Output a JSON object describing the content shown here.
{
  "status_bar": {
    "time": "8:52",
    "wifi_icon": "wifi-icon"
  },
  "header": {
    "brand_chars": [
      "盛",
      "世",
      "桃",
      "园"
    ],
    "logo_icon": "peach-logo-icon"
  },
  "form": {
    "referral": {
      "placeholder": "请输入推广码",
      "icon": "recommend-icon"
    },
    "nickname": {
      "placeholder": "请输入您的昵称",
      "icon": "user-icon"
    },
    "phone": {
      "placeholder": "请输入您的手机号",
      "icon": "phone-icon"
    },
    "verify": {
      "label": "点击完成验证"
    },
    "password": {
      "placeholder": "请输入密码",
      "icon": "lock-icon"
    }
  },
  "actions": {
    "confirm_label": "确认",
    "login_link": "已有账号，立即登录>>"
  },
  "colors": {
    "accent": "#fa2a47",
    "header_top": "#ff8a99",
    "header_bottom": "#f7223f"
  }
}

::::

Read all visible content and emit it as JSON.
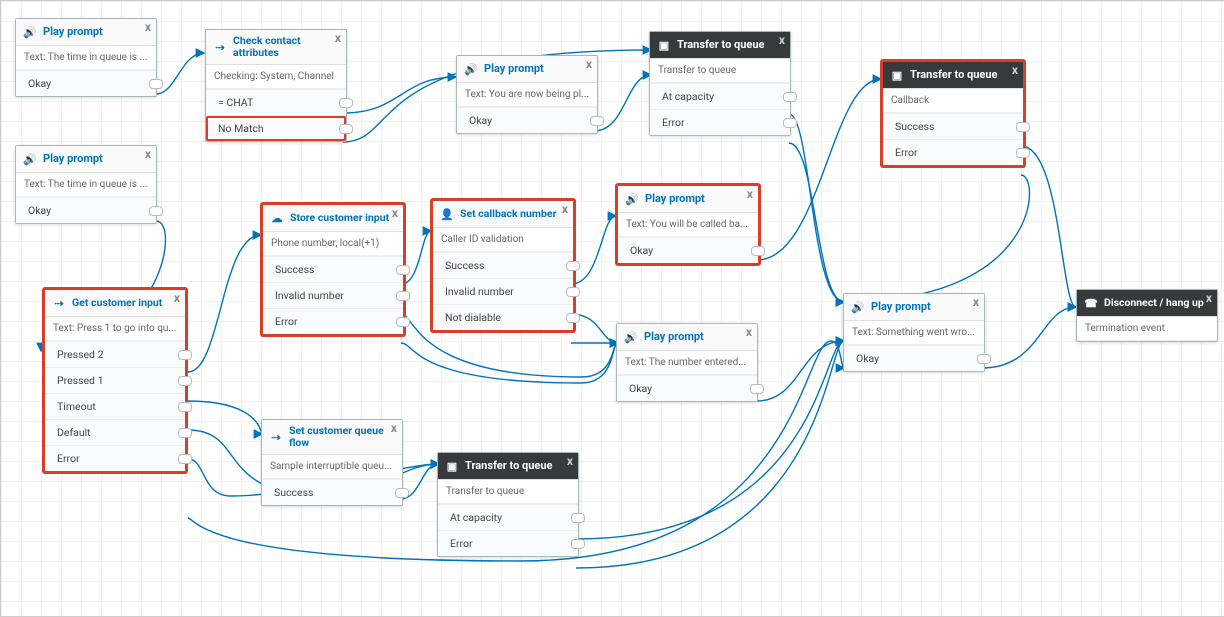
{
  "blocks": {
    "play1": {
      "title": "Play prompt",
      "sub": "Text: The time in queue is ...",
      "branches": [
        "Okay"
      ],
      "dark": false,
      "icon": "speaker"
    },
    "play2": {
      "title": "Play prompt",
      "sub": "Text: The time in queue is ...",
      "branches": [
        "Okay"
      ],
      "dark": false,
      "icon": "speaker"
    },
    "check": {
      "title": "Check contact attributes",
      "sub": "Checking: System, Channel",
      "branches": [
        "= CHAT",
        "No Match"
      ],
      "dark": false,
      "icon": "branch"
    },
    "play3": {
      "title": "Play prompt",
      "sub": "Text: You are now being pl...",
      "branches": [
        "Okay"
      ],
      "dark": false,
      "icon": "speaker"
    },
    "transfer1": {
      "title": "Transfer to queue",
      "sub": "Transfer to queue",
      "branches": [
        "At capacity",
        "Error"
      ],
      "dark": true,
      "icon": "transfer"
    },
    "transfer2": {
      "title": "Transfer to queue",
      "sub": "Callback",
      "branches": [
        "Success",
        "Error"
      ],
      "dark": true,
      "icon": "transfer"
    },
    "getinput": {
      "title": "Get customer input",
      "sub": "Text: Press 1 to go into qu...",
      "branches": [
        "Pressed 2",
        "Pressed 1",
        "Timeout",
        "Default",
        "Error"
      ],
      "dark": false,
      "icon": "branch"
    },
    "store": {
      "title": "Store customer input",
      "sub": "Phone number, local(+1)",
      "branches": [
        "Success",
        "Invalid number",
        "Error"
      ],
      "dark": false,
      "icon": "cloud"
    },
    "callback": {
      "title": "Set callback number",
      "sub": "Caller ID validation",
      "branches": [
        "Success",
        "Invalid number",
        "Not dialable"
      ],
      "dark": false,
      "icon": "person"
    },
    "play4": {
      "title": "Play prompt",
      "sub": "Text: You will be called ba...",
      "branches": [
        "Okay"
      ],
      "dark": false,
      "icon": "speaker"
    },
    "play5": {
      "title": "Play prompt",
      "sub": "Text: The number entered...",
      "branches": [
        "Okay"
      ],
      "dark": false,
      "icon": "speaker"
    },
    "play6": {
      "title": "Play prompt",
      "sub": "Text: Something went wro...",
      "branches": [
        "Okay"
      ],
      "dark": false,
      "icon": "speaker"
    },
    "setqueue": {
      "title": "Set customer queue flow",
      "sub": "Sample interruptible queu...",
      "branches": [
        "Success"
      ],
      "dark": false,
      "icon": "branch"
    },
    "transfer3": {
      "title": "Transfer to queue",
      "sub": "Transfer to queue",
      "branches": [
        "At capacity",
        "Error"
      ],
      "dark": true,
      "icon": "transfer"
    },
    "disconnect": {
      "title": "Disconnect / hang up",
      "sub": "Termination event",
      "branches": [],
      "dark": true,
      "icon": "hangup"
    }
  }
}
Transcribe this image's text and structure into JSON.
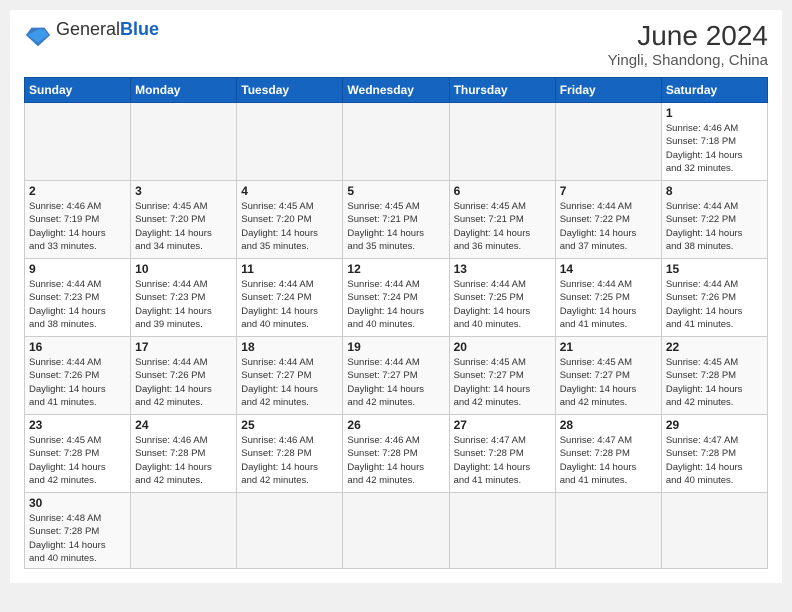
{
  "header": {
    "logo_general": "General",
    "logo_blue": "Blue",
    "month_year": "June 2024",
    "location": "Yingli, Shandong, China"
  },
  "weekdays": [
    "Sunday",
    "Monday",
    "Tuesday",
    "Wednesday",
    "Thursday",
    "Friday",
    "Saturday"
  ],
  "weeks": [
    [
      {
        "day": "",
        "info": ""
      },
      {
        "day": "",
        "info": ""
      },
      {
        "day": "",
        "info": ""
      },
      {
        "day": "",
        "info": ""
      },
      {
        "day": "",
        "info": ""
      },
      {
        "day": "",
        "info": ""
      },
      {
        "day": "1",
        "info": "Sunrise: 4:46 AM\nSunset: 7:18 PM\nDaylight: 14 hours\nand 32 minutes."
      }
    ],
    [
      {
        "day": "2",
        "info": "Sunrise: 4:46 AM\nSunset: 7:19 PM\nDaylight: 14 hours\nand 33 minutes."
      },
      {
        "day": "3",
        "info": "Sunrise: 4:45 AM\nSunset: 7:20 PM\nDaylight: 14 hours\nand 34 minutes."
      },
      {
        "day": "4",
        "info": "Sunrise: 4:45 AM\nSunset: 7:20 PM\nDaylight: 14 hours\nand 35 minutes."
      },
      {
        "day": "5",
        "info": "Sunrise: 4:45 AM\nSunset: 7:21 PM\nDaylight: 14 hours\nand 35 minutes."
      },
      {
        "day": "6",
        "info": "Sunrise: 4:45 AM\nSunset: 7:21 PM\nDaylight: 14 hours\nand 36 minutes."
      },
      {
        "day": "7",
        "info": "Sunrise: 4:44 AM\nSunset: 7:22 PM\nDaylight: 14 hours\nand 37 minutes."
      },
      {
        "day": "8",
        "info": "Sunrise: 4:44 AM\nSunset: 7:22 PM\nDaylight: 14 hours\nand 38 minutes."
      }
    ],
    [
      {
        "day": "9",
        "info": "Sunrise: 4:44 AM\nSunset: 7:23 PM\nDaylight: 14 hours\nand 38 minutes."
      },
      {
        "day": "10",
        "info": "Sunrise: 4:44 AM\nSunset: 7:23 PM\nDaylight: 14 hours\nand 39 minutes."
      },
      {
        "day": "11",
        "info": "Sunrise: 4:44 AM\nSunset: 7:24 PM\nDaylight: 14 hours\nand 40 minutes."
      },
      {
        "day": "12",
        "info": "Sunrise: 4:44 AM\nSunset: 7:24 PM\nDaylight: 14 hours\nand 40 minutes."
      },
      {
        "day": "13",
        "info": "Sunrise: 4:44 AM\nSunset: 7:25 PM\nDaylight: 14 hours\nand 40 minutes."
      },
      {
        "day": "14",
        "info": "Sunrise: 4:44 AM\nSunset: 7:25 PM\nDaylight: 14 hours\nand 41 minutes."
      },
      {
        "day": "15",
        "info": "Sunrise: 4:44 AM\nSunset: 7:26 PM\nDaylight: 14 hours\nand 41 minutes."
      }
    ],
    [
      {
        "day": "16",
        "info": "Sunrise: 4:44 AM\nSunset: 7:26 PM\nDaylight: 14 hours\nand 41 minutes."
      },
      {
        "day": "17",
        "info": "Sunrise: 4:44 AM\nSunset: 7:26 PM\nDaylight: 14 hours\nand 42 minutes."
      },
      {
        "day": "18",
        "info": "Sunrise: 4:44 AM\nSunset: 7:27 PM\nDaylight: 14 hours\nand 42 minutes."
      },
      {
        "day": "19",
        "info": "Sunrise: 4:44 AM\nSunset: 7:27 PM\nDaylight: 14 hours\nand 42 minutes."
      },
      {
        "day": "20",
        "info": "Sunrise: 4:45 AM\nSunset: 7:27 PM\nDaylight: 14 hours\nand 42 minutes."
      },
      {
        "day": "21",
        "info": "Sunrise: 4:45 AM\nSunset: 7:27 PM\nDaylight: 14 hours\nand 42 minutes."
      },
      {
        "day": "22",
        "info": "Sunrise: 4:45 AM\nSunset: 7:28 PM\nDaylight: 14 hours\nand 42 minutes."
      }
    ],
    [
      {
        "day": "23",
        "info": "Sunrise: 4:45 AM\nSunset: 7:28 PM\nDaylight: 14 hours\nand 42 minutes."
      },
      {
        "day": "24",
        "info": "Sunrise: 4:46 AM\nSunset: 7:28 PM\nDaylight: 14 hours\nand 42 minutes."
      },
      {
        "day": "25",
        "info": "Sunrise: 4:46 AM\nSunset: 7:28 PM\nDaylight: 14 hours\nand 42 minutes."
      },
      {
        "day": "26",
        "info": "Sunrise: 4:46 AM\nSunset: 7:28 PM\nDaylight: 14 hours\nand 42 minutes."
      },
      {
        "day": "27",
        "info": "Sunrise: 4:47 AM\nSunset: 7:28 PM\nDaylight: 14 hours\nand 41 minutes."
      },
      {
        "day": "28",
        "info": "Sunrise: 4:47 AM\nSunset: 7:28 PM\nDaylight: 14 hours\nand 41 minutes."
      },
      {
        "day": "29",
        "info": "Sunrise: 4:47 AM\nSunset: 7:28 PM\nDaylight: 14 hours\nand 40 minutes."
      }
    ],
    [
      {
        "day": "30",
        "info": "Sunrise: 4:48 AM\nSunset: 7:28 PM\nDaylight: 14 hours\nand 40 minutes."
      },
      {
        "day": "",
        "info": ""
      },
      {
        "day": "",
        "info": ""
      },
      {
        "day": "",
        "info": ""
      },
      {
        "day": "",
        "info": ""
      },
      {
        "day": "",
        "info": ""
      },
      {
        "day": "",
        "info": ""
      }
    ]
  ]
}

::::

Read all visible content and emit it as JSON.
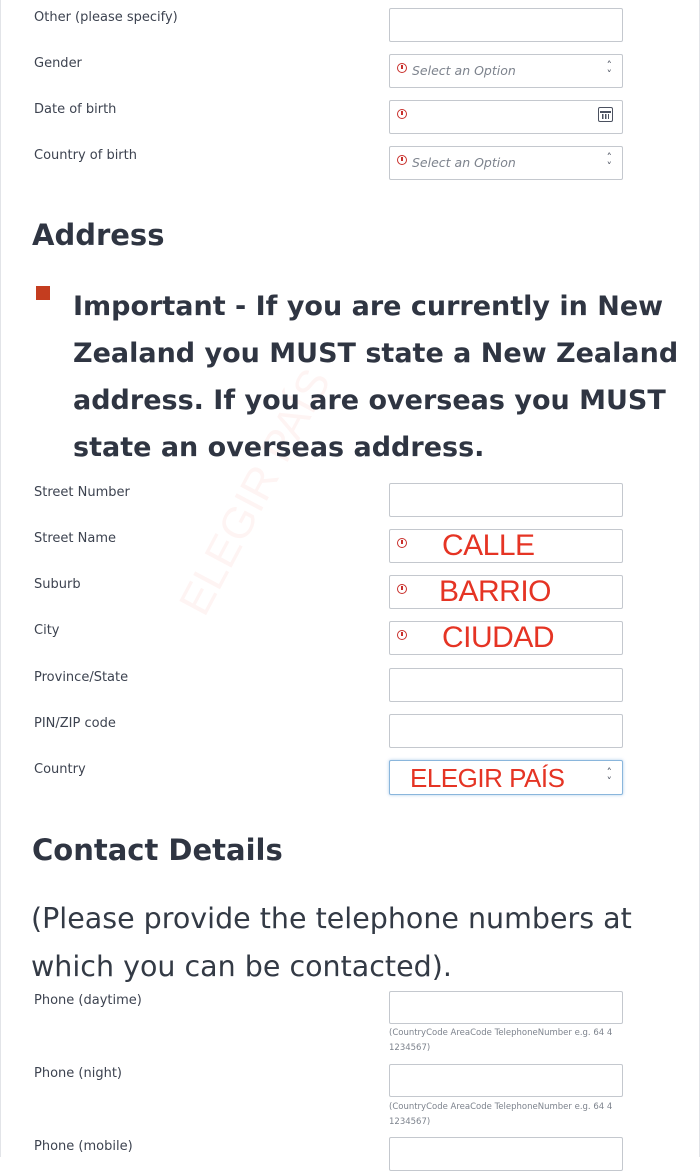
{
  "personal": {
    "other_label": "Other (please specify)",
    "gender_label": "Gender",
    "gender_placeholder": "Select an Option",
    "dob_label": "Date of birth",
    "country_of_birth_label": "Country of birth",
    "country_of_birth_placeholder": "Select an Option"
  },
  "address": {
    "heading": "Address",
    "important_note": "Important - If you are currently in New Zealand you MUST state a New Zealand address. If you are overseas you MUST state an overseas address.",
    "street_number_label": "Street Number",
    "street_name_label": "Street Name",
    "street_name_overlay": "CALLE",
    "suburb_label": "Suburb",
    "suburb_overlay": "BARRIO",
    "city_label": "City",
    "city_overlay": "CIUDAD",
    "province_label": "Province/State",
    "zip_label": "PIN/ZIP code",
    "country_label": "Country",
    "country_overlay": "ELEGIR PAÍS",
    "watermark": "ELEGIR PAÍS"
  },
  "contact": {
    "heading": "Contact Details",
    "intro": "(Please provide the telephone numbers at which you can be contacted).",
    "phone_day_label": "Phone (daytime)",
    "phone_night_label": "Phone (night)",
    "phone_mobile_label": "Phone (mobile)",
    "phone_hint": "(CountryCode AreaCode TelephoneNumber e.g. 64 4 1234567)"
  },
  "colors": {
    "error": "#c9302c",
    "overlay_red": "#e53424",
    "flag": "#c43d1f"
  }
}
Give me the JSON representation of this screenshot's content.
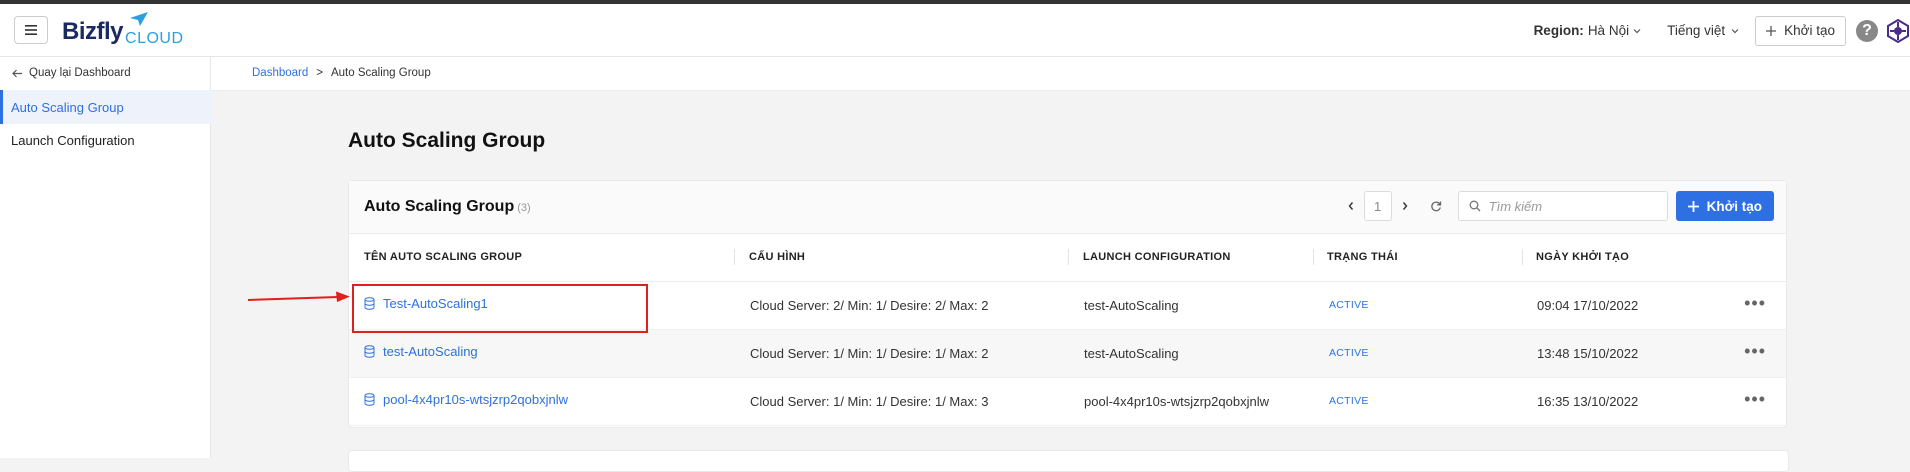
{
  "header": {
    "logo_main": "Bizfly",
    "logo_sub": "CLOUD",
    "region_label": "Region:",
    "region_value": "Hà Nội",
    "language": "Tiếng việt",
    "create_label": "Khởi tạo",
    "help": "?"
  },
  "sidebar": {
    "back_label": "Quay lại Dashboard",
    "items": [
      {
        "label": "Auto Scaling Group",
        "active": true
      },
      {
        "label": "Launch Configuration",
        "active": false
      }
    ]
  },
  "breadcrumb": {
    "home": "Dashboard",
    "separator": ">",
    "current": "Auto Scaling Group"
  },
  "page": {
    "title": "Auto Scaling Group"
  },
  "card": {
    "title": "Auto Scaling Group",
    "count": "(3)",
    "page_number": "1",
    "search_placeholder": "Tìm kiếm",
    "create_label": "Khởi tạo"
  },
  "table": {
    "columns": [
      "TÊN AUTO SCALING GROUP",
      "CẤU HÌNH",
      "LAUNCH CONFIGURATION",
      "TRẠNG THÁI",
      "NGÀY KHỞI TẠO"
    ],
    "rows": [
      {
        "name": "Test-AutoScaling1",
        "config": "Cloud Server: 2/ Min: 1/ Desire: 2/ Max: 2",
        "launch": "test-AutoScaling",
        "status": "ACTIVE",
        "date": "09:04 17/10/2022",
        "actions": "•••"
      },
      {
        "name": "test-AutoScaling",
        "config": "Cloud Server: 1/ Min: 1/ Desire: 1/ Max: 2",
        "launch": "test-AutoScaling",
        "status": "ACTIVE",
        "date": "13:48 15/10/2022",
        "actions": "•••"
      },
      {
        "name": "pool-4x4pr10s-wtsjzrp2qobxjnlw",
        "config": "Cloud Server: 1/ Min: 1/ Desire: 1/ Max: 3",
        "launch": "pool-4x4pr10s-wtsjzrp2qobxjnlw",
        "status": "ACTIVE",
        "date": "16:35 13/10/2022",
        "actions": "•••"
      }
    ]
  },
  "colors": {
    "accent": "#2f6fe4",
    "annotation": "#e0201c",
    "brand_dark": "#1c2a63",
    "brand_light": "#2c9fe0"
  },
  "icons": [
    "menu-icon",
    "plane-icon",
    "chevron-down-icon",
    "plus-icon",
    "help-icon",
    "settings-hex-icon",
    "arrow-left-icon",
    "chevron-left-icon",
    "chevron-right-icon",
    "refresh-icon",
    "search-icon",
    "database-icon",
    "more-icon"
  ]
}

::::

REQUEST >> Report how many lines of the listing hold the word "JSON", with nothing but the number.

REPLY TO THE TASK >> 5